_WRITTEN INSTRUCTION:_
Will you write out all the entries below exactly?

[Recorded data]

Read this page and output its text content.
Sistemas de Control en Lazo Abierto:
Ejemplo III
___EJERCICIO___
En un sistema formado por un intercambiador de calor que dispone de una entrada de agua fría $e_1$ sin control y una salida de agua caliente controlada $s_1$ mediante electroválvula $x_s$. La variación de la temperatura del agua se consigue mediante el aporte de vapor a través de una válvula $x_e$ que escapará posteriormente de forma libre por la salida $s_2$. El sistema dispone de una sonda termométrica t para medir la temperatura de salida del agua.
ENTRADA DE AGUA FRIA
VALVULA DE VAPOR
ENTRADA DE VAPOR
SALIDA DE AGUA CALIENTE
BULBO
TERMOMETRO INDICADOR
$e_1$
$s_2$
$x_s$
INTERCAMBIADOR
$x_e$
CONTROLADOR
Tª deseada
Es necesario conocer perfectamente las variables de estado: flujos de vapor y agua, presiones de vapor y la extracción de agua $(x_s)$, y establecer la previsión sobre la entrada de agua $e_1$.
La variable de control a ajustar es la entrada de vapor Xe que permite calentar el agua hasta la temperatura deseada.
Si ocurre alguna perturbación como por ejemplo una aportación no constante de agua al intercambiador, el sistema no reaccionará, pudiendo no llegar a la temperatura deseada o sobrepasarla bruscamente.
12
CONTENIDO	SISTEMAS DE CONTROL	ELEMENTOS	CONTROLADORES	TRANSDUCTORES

_TASK OUTPUT:_
Read this page and output its text content.
Sistemas de Control en Lazo Abierto:
Ejemplo III
___EJERCICIO___
En un sistema formado por un intercambiador de calor que dispone de una entrada de agua fría $e_1$ sin control y una salida de agua caliente controlada $s_1$ mediante electroválvula $x_s$. La variación de la temperatura del agua se consigue mediante el aporte de vapor a través de una válvula $x_e$ que escapará posteriormente de forma libre por la salida $s_2$. El sistema dispone de una sonda termométrica t para medir la temperatura de salida del agua.
ENTRADA DE AGUA FRIA
VALVULA DE VAPOR
ENTRADA DE VAPOR
SALIDA DE AGUA CALIENTE
BULBO
TERMOMETRO INDICADOR
$e_1$
$s_2$
$x_s$
INTERCAMBIADOR
$x_e$
CONTROLADOR
Tª deseada
Es necesario conocer perfectamente las variables de estado: flujos de vapor y agua, presiones de vapor y la extracción de agua $(x_s)$, y establecer la previsión sobre la entrada de agua $e_1$.
La variable de control a ajustar es la entrada de vapor Xe que permite calentar el agua hasta la temperatura deseada.
Si ocurre alguna perturbación como por ejemplo una aportación no constante de agua al intercambiador, el sistema no reaccionará, pudiendo no llegar a la temperatura deseada o sobrepasarla bruscamente.
12
CONTENIDO	SISTEMAS DE CONTROL	ELEMENTOS	CONTROLADORES	TRANSDUCTORES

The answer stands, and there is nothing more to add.